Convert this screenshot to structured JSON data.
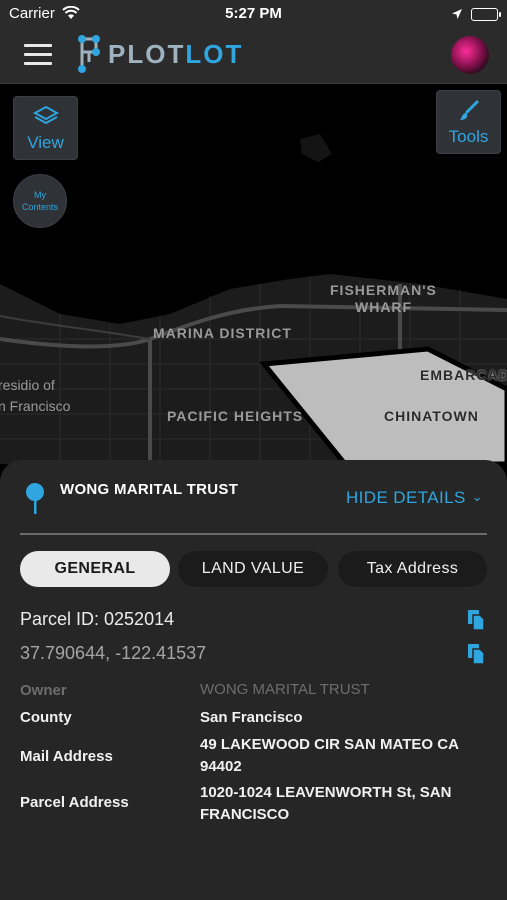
{
  "status_bar": {
    "carrier": "Carrier",
    "time": "5:27 PM"
  },
  "app": {
    "logo_plot": "PLOT",
    "logo_lot": "LOT"
  },
  "map": {
    "view_label": "View",
    "tools_label": "Tools",
    "contents_label": "My Contents",
    "labels": {
      "fishermans": "FISHERMAN'S",
      "wharf": "WHARF",
      "marina": "MARINA DISTRICT",
      "presidio1": "residio of",
      "presidio2": "n Francisco",
      "pacific": "PACIFIC HEIGHTS",
      "chinatown": "CHINATOWN",
      "embarcadero": "EMBARCAD"
    }
  },
  "details": {
    "owner_name": "WONG MARITAL TRUST",
    "hide_label": "HIDE DETAILS",
    "tabs": [
      "GENERAL",
      "LAND VALUE",
      "Tax Address"
    ],
    "parcel_id": "Parcel ID: 0252014",
    "coordinates": "37.790644, -122.41537",
    "fields": [
      {
        "label": "Owner",
        "value": "WONG MARITAL TRUST"
      },
      {
        "label": "County",
        "value": "San Francisco"
      },
      {
        "label": "Mail Address",
        "value": "49  LAKEWOOD CIR SAN MATEO CA 94402"
      },
      {
        "label": "Parcel Address",
        "value": "1020-1024 LEAVENWORTH St, SAN FRANCISCO"
      }
    ]
  },
  "colors": {
    "accent": "#2fa6e0",
    "panel": "#262626",
    "header": "#2b2b2b"
  }
}
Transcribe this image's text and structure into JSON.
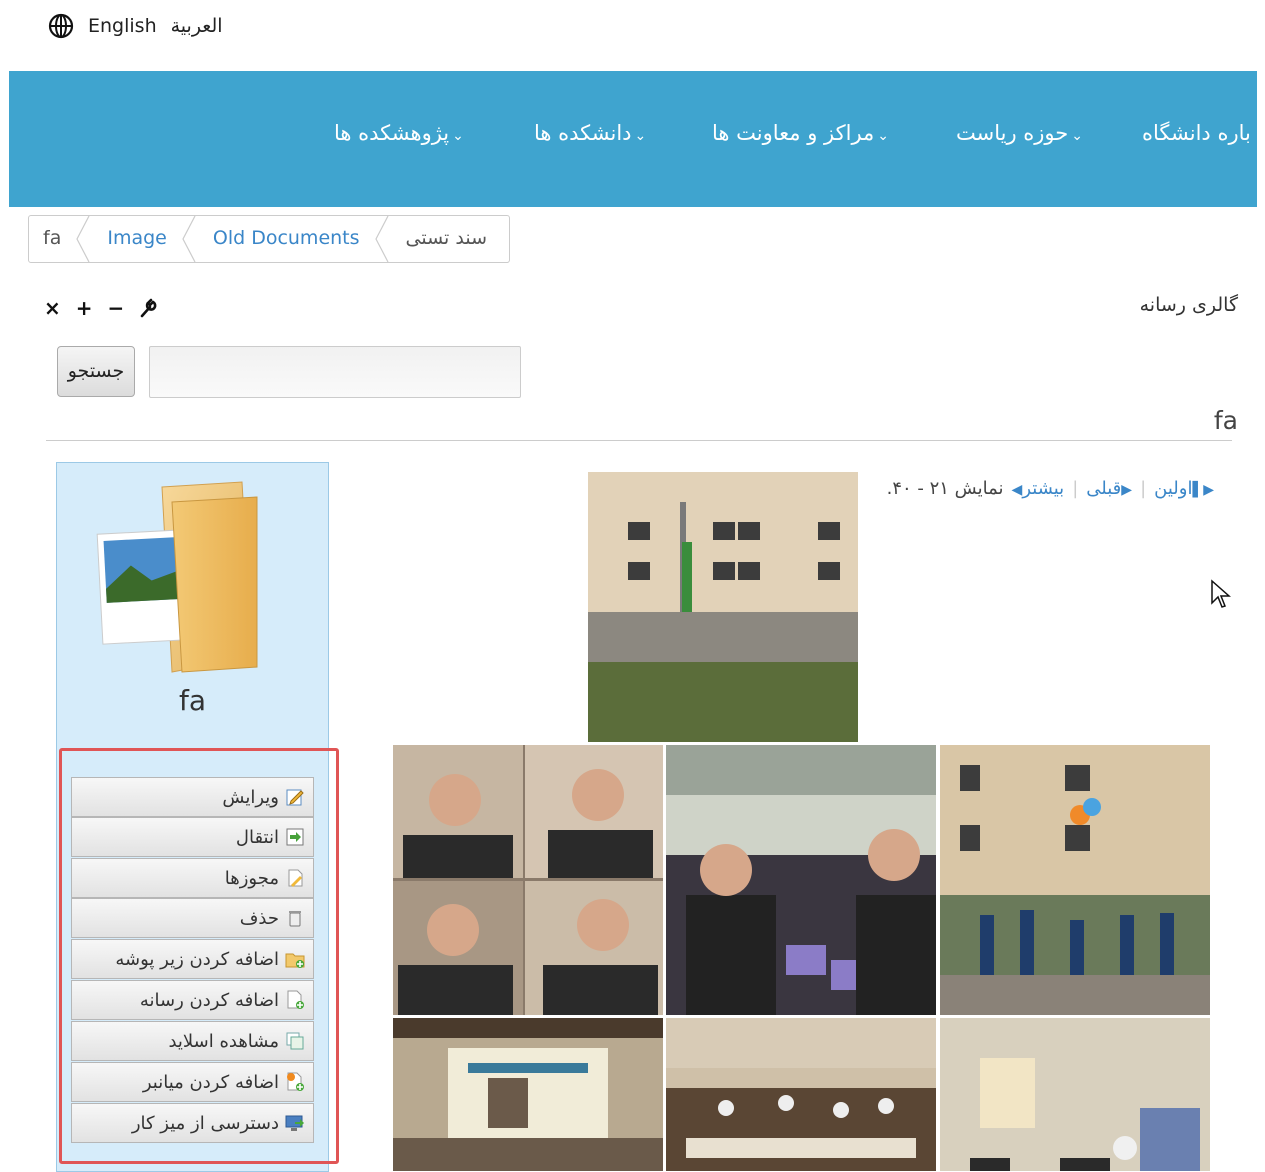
{
  "language_bar": {
    "english": "English",
    "arabic": "العربية",
    "icon": "globe-icon"
  },
  "nav": {
    "items": [
      {
        "label": "پژوهشکده ها",
        "icon": "chevron-down-icon"
      },
      {
        "label": "دانشکده ها",
        "icon": "chevron-down-icon"
      },
      {
        "label": "مراکز و معاونت ها",
        "icon": "chevron-down-icon"
      },
      {
        "label": "حوزه ریاست",
        "icon": "chevron-down-icon"
      },
      {
        "label": "باره دانشگاه"
      }
    ],
    "color": "#3fa4cf"
  },
  "breadcrumb": [
    "fa",
    "Image",
    "Old Documents",
    "سند تستی"
  ],
  "gallery_title": "گالری رسانه",
  "tools": [
    "×",
    "+",
    "−",
    "wrench-icon"
  ],
  "search": {
    "button": "جستجو",
    "value": ""
  },
  "folder_heading": "fa",
  "pager": {
    "first": "اولین",
    "prev": "قبلی",
    "next": "بیشتر",
    "info": "نمایش ۲۱ - ۴۰."
  },
  "folder": {
    "name": "fa",
    "icon": "folder-images-icon"
  },
  "actions": [
    {
      "label": "ویرایش",
      "icon": "edit-icon"
    },
    {
      "label": "انتقال",
      "icon": "move-icon"
    },
    {
      "label": "مجوزها",
      "icon": "permissions-icon"
    },
    {
      "label": "حذف",
      "icon": "trash-icon"
    },
    {
      "label": "اضافه کردن زیر پوشه",
      "icon": "add-subfolder-icon"
    },
    {
      "label": "اضافه کردن رسانه",
      "icon": "add-media-icon"
    },
    {
      "label": "مشاهده اسلاید",
      "icon": "slideshow-icon"
    },
    {
      "label": "اضافه کردن میانبر",
      "icon": "add-shortcut-icon"
    },
    {
      "label": "دسترسی از میز کار",
      "icon": "desktop-access-icon"
    }
  ],
  "colors": {
    "link": "#3a86c8",
    "highlight": "#e05555",
    "panel": "#d6ecfa"
  }
}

========================================

• [Your task]
Repeat the material above in full and exactly, omitting the pictures.

• [Full response]
Convert this screenshot to structured JSON data.
{
  "status_bar": {
    "carrier": "Carrier",
    "time": "5:27 PM"
  },
  "app": {
    "logo_plot": "PLOT",
    "logo_lot": "LOT"
  },
  "map": {
    "view_label": "View",
    "tools_label": "Tools",
    "contents_label": "My Contents",
    "labels": {
      "fishermans": "FISHERMAN'S",
      "wharf": "WHARF",
      "marina": "MARINA DISTRICT",
      "presidio1": "residio of",
      "presidio2": "n Francisco",
      "pacific": "PACIFIC HEIGHTS",
      "chinatown": "CHINATOWN",
      "embarcadero": "EMBARCAD"
    }
  },
  "details": {
    "owner_name": "WONG MARITAL TRUST",
    "hide_label": "HIDE DETAILS",
    "tabs": [
      "GENERAL",
      "LAND VALUE",
      "Tax Address"
    ],
    "parcel_id": "Parcel ID: 0252014",
    "coordinates": "37.790644, -122.41537",
    "fields": [
      {
        "label": "Owner",
        "value": "WONG MARITAL TRUST"
      },
      {
        "label": "County",
        "value": "San Francisco"
      },
      {
        "label": "Mail Address",
        "value": "49  LAKEWOOD CIR SAN MATEO CA 94402"
      },
      {
        "label": "Parcel Address",
        "value": "1020-1024 LEAVENWORTH St, SAN FRANCISCO"
      }
    ]
  },
  "colors": {
    "accent": "#2fa6e0",
    "panel": "#262626",
    "header": "#2b2b2b"
  }
}
Transcribe this image's text and structure into JSON.
{
  "language_bar": {
    "english": "English",
    "arabic": "العربية",
    "icon": "globe-icon"
  },
  "nav": {
    "items": [
      {
        "label": "پژوهشکده ها",
        "icon": "chevron-down-icon"
      },
      {
        "label": "دانشکده ها",
        "icon": "chevron-down-icon"
      },
      {
        "label": "مراکز و معاونت ها",
        "icon": "chevron-down-icon"
      },
      {
        "label": "حوزه ریاست",
        "icon": "chevron-down-icon"
      },
      {
        "label": "باره دانشگاه"
      }
    ],
    "color": "#3fa4cf"
  },
  "breadcrumb": [
    "fa",
    "Image",
    "Old Documents",
    "سند تستی"
  ],
  "gallery_title": "گالری رسانه",
  "tools": [
    "×",
    "+",
    "−",
    "wrench-icon"
  ],
  "search": {
    "button": "جستجو",
    "value": ""
  },
  "folder_heading": "fa",
  "pager": {
    "first": "اولین",
    "prev": "قبلی",
    "next": "بیشتر",
    "info": "نمایش ۲۱ - ۴۰."
  },
  "folder": {
    "name": "fa",
    "icon": "folder-images-icon"
  },
  "actions": [
    {
      "label": "ویرایش",
      "icon": "edit-icon"
    },
    {
      "label": "انتقال",
      "icon": "move-icon"
    },
    {
      "label": "مجوزها",
      "icon": "permissions-icon"
    },
    {
      "label": "حذف",
      "icon": "trash-icon"
    },
    {
      "label": "اضافه کردن زیر پوشه",
      "icon": "add-subfolder-icon"
    },
    {
      "label": "اضافه کردن رسانه",
      "icon": "add-media-icon"
    },
    {
      "label": "مشاهده اسلاید",
      "icon": "slideshow-icon"
    },
    {
      "label": "اضافه کردن میانبر",
      "icon": "add-shortcut-icon"
    },
    {
      "label": "دسترسی از میز کار",
      "icon": "desktop-access-icon"
    }
  ],
  "colors": {
    "link": "#3a86c8",
    "highlight": "#e05555",
    "panel": "#d6ecfa"
  }
}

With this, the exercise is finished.